# Start of ENTRIES PROVIDED

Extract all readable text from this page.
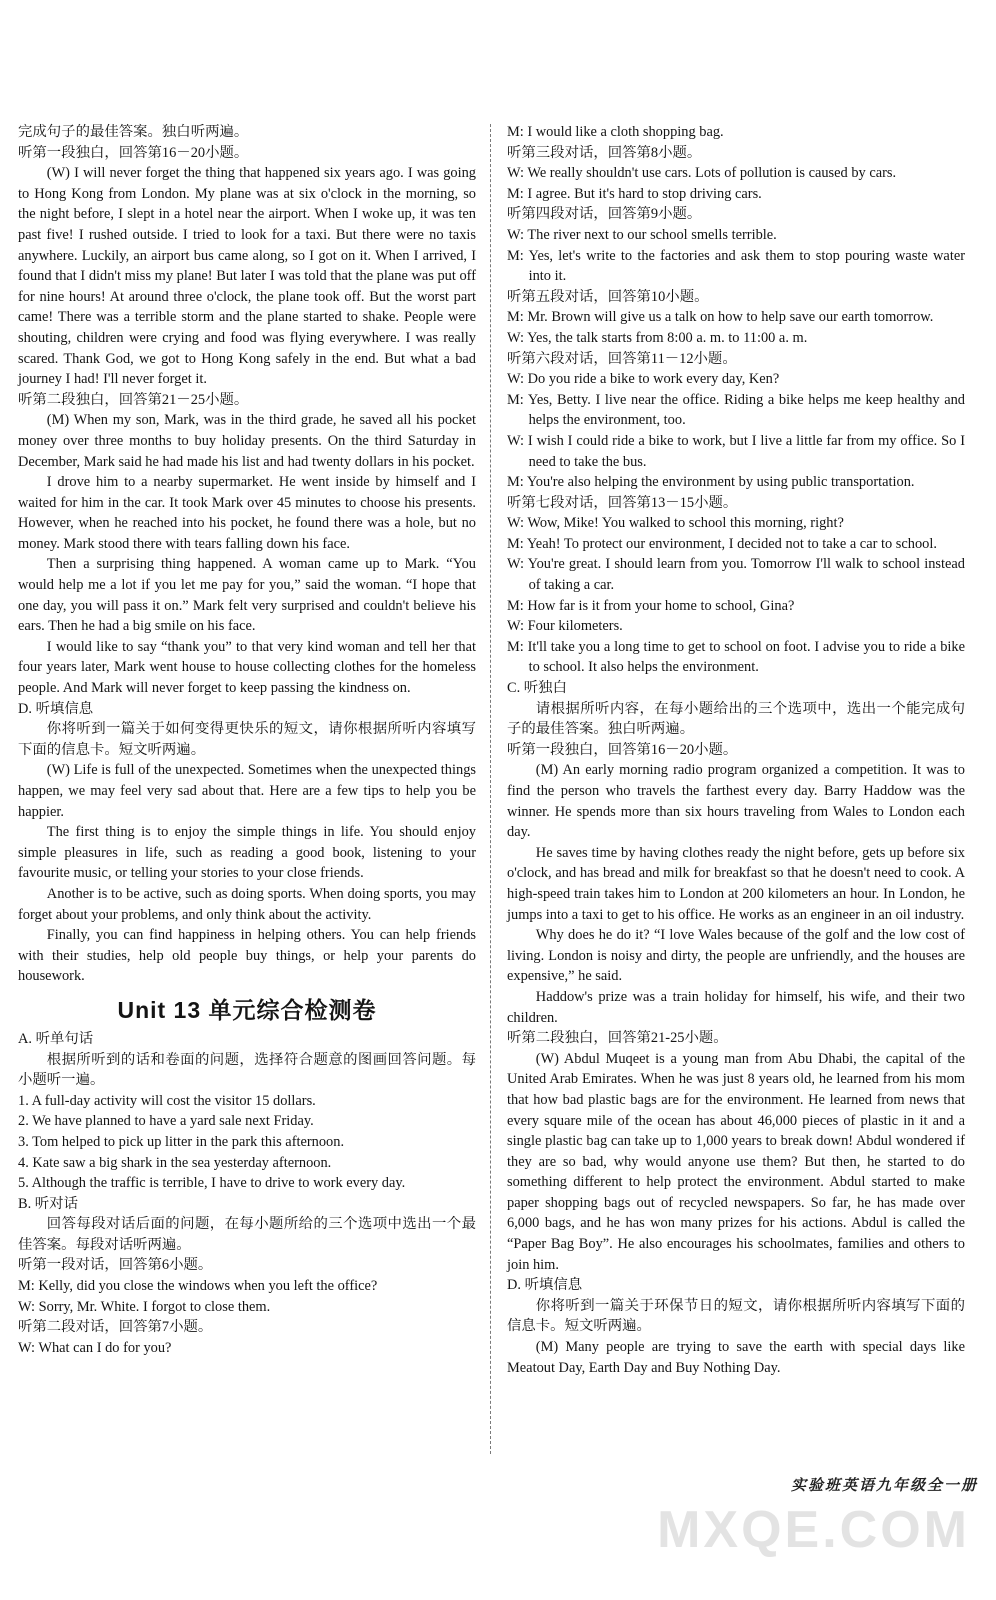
完成句子的最佳答案。独白听两遍。

听第一段独白，回答第16－20小题。

(W) I will never forget the thing that happened six years ago. I was going to Hong Kong from London. My plane was at six o'clock in the morning, so the night before, I slept in a hotel near the airport. When I woke up, it was ten past five! I rushed outside. I tried to look for a taxi. But there were no taxis anywhere. Luckily, an airport bus came along, so I got on it. When I arrived, I found that I didn't miss my plane! But later I was told that the plane was put off for nine hours! At around three o'clock, the plane took off. But the worst part came! There was a terrible storm and the plane started to shake. People were shouting, children were crying and food was flying everywhere. I was really scared. Thank God, we got to Hong Kong safely in the end. But what a bad journey I had! I'll never forget it.

听第二段独白，回答第21－25小题。

(M) When my son, Mark, was in the third grade, he saved all his pocket money over three months to buy holiday presents. On the third Saturday in December, Mark said he had made his list and had twenty dollars in his pocket.

I drove him to a nearby supermarket. He went inside by himself and I waited for him in the car. It took Mark over 45 minutes to choose his presents. However, when he reached into his pocket, he found there was a hole, but no money. Mark stood there with tears falling down his face.

Then a surprising thing happened. A woman came up to Mark. “You would help me a lot if you let me pay for you,” said the woman. “I hope that one day, you will pass it on.” Mark felt very surprised and couldn't believe his ears. Then he had a big smile on his face.

I would like to say “thank you” to that very kind woman and tell her that four years later, Mark went house to house collecting clothes for the homeless people. And Mark will never forget to keep passing the kindness on.

D. 听填信息

你将听到一篇关于如何变得更快乐的短文，请你根据所听内容填写下面的信息卡。短文听两遍。

(W) Life is full of the unexpected. Sometimes when the unexpected things happen, we may feel very sad about that. Here are a few tips to help you be happier.

The first thing is to enjoy the simple things in life. You should enjoy simple pleasures in life, such as reading a good book, listening to your favourite music, or telling your stories to your close friends.

Another is to be active, such as doing sports. When doing sports, you may forget about your problems, and only think about the activity.

Finally, you can find happiness in helping others. You can help friends with their studies, help old people buy things, or help your parents do housework.

Unit 13 单元综合检测卷

A. 听单句话

根据所听到的话和卷面的问题，选择符合题意的图画回答问题。每小题听一遍。

1. A full-day activity will cost the visitor 15 dollars.

2. We have planned to have a yard sale next Friday.

3. Tom helped to pick up litter in the park this afternoon.

4. Kate saw a big shark in the sea yesterday afternoon.

5. Although the traffic is terrible, I have to drive to work every day.

B. 听对话

回答每段对话后面的问题，在每小题所给的三个选项中选出一个最佳答案。每段对话听两遍。

听第一段对话，回答第6小题。

M: Kelly, did you close the windows when you left the office?

W: Sorry, Mr. White. I forgot to close them.

听第二段对话，回答第7小题。

W: What can I do for you?

M: I would like a cloth shopping bag.

听第三段对话，回答第8小题。

W: We really shouldn't use cars. Lots of pollution is caused by cars.

M: I agree. But it's hard to stop driving cars.

听第四段对话，回答第9小题。

W: The river next to our school smells terrible.

M: Yes, let's write to the factories and ask them to stop pouring waste water into it.

听第五段对话，回答第10小题。

M: Mr. Brown will give us a talk on how to help save our earth tomorrow.

W: Yes, the talk starts from 8:00 a. m. to 11:00 a. m.

听第六段对话，回答第11－12小题。

W: Do you ride a bike to work every day, Ken?

M: Yes, Betty. I live near the office. Riding a bike helps me keep healthy and helps the environment, too.

W: I wish I could ride a bike to work, but I live a little far from my office. So I need to take the bus.

M: You're also helping the environment by using public transportation.

听第七段对话，回答第13－15小题。

W: Wow, Mike! You walked to school this morning, right?

M: Yeah! To protect our environment, I decided not to take a car to school.

W: You're great. I should learn from you. Tomorrow I'll walk to school instead of taking a car.

M: How far is it from your home to school, Gina?

W: Four kilometers.

M: It'll take you a long time to get to school on foot. I advise you to ride a bike to school. It also helps the environment.

C. 听独白

请根据所听内容，在每小题给出的三个选项中，选出一个能完成句子的最佳答案。独白听两遍。

听第一段独白，回答第16－20小题。

(M) An early morning radio program organized a competition. It was to find the person who travels the farthest every day. Barry Haddow was the winner. He spends more than six hours traveling from Wales to London each day.

He saves time by having clothes ready the night before, gets up before six o'clock, and has bread and milk for breakfast so that he doesn't need to cook. A high-speed train takes him to London at 200 kilometers an hour. In London, he jumps into a taxi to get to his office. He works as an engineer in an oil industry.

Why does he do it? “I love Wales because of the golf and the low cost of living. London is noisy and dirty, the people are unfriendly, and the houses are expensive,” he said.

Haddow's prize was a train holiday for himself, his wife, and their two children.

听第二段独白，回答第21-25小题。

(W) Abdul Muqeet is a young man from Abu Dhabi, the capital of the United Arab Emirates. When he was just 8 years old, he learned from his mom that how bad plastic bags are for the environment. He learned from news that every square mile of the ocean has about 46,000 pieces of plastic in it and a single plastic bag can take up to 1,000 years to break down! Abdul wondered if they are so bad, why would anyone use them? But then, he started to do something different to help protect the environment. Abdul started to make paper shopping bags out of recycled newspapers. So far, he has made over 6,000 bags, and he has won many prizes for his actions. Abdul is called the “Paper Bag Boy”. He also encourages his schoolmates, families and others to join him.

D. 听填信息

你将听到一篇关于环保节日的短文，请你根据所听内容填写下面的信息卡。短文听两遍。

(M) Many people are trying to save the earth with special days like Meatout Day, Earth Day and Buy Nothing Day.

实验班英语九年级全一册
MXQE.COM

# End of ENTRIES PROVIDED

**SET EXERCISE**
Using the listing above, return all lines where the word "stop" occurs.

**SOLUTION TO THIS EXERCISE**
M: I agree. But it's hard to stop driving cars.
M: Yes, let's write to the factories and ask them to stop pouring waste water into it.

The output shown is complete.